◆ WORK TO BE COMPLETED ◆
Locate all lines with the word "très". Copy them.

◆ INFORMATION SHOWN ◆

- - - - -

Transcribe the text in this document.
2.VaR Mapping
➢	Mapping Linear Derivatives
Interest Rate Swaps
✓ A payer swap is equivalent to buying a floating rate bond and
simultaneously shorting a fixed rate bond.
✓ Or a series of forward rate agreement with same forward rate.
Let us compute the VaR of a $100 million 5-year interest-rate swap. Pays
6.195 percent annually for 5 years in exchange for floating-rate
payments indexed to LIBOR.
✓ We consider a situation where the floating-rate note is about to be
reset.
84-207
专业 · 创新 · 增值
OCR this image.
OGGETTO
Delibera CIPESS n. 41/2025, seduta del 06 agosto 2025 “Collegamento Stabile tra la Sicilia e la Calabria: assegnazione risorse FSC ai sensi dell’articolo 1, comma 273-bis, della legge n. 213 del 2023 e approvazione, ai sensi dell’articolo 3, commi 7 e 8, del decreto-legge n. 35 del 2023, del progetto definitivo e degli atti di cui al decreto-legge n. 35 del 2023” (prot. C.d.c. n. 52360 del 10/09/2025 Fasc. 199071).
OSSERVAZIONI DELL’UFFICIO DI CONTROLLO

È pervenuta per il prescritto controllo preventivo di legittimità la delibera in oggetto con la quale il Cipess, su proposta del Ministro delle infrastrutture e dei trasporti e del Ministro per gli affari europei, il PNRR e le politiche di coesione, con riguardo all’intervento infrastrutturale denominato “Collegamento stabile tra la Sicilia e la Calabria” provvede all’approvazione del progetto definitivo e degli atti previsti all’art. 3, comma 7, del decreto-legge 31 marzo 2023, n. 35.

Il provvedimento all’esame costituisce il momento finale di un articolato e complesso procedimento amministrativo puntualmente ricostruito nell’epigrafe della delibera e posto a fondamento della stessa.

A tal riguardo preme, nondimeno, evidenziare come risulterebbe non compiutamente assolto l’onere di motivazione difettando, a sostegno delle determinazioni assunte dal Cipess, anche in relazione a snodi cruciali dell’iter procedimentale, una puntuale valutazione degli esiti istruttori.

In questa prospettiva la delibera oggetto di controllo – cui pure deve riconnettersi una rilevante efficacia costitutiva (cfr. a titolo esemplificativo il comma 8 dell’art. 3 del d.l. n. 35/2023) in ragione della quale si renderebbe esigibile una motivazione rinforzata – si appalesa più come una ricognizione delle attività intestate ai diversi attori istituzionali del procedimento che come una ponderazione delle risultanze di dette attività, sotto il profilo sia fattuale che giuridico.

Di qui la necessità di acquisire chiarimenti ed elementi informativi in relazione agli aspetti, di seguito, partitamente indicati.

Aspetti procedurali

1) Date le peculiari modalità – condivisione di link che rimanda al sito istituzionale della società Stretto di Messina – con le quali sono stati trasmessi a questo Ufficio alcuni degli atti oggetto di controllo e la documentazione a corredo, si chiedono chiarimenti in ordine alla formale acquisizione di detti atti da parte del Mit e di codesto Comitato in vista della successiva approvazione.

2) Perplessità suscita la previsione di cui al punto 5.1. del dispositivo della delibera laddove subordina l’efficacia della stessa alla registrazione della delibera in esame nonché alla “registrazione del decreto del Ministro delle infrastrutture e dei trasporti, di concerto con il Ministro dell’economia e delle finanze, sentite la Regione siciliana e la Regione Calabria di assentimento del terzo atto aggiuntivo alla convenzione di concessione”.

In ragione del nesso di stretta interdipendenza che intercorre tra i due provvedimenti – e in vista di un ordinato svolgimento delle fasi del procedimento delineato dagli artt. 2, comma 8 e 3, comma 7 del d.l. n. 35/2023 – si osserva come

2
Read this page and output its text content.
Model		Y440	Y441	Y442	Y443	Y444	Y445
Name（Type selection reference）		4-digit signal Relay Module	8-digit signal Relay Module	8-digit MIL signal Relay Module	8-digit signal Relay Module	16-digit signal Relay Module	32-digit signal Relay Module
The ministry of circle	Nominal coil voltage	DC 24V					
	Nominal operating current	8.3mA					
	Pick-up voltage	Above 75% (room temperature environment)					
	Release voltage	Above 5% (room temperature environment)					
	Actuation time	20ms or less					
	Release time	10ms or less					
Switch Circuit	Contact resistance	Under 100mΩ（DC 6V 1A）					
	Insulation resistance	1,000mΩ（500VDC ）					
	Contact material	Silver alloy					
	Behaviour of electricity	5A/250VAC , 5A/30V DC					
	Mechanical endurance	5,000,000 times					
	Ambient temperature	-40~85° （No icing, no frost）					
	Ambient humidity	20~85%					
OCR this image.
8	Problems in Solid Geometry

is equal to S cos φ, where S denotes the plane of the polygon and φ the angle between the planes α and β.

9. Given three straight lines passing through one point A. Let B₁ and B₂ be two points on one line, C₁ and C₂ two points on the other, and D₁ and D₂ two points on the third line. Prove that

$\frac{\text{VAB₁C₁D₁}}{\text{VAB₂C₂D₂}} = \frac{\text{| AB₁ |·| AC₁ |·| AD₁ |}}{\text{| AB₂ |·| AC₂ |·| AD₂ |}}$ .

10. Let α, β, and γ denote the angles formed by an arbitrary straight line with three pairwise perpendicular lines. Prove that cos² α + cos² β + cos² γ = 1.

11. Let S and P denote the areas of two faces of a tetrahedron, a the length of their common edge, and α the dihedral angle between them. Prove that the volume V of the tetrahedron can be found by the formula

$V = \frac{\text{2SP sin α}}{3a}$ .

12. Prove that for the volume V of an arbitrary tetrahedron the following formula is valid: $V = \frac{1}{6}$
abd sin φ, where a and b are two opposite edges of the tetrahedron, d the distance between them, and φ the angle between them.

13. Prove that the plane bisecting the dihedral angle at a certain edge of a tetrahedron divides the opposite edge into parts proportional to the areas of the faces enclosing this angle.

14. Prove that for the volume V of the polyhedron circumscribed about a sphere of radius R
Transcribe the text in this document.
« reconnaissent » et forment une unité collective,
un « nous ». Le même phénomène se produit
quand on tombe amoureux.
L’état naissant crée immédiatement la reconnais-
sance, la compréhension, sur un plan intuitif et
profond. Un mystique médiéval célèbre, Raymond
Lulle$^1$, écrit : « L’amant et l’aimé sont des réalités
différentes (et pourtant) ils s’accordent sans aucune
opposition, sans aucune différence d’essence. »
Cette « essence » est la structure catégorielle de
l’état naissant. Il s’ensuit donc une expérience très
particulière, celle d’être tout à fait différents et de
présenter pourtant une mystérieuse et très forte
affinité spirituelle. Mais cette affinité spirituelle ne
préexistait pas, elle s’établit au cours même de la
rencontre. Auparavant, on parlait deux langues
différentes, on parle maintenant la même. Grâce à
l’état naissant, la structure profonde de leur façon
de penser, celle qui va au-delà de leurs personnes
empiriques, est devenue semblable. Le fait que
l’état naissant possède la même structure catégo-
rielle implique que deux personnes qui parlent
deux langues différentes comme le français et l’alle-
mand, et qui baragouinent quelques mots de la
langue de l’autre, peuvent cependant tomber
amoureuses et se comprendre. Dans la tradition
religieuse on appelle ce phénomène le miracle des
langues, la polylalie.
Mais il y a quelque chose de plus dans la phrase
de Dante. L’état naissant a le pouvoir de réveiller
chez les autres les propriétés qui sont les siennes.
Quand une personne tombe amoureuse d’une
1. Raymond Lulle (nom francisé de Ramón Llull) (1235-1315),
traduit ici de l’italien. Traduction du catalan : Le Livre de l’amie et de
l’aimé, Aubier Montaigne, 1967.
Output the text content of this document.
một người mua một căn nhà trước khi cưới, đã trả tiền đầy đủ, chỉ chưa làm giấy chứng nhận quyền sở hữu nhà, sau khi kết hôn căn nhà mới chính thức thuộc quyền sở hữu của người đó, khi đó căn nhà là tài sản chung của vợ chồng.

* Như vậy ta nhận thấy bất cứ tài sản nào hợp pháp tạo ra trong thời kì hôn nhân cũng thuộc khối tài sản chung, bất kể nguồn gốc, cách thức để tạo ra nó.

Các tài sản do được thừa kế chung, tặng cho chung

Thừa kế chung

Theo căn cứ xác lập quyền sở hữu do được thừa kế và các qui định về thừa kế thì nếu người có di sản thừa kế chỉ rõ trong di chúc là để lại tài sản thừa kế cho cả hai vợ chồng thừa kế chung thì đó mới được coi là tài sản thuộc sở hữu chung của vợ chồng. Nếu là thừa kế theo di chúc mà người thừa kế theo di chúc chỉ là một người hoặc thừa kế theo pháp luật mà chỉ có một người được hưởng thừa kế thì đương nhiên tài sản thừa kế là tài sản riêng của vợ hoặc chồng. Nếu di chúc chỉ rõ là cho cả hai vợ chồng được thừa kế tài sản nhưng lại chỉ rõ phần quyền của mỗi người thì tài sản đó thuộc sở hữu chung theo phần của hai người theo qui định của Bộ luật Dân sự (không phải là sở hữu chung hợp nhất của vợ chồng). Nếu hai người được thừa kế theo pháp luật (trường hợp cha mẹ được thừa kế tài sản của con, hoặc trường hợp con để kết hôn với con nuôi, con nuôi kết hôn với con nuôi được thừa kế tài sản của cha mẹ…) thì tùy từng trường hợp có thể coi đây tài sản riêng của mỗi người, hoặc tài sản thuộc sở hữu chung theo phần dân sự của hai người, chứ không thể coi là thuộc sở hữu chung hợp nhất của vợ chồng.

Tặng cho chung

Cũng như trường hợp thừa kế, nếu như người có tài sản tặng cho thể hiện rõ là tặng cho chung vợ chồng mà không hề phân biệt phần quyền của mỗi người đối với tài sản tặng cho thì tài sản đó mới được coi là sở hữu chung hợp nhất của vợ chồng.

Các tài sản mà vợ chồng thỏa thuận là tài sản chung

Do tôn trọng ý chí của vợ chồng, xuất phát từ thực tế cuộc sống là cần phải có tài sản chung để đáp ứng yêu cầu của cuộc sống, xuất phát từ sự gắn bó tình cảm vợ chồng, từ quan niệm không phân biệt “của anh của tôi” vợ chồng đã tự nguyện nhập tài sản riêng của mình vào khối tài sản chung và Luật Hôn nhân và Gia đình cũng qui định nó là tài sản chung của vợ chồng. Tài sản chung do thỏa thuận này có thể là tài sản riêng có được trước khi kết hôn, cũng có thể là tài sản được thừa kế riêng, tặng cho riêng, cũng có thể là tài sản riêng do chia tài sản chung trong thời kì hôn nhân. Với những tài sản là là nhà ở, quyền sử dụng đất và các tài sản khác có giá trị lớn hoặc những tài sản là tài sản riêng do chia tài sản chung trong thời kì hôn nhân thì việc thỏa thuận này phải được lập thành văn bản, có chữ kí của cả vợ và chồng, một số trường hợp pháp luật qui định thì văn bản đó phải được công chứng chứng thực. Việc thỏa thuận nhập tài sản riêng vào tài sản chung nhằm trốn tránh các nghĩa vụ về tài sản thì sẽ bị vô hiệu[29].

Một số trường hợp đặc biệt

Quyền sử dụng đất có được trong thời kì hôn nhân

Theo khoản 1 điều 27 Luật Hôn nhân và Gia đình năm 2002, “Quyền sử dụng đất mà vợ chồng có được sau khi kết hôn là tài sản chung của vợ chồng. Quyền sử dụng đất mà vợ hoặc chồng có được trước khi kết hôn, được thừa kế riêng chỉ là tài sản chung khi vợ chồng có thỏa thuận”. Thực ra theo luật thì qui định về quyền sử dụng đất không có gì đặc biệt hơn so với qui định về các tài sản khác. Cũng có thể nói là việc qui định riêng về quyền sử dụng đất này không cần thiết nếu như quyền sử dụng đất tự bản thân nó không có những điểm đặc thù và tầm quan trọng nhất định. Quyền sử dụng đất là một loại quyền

- - - - -

◆ EXERCISE SOLUTION ◆
l’état naissant. Il s’ensuit donc une expérience très
présenter pourtant une mystérieuse et très forte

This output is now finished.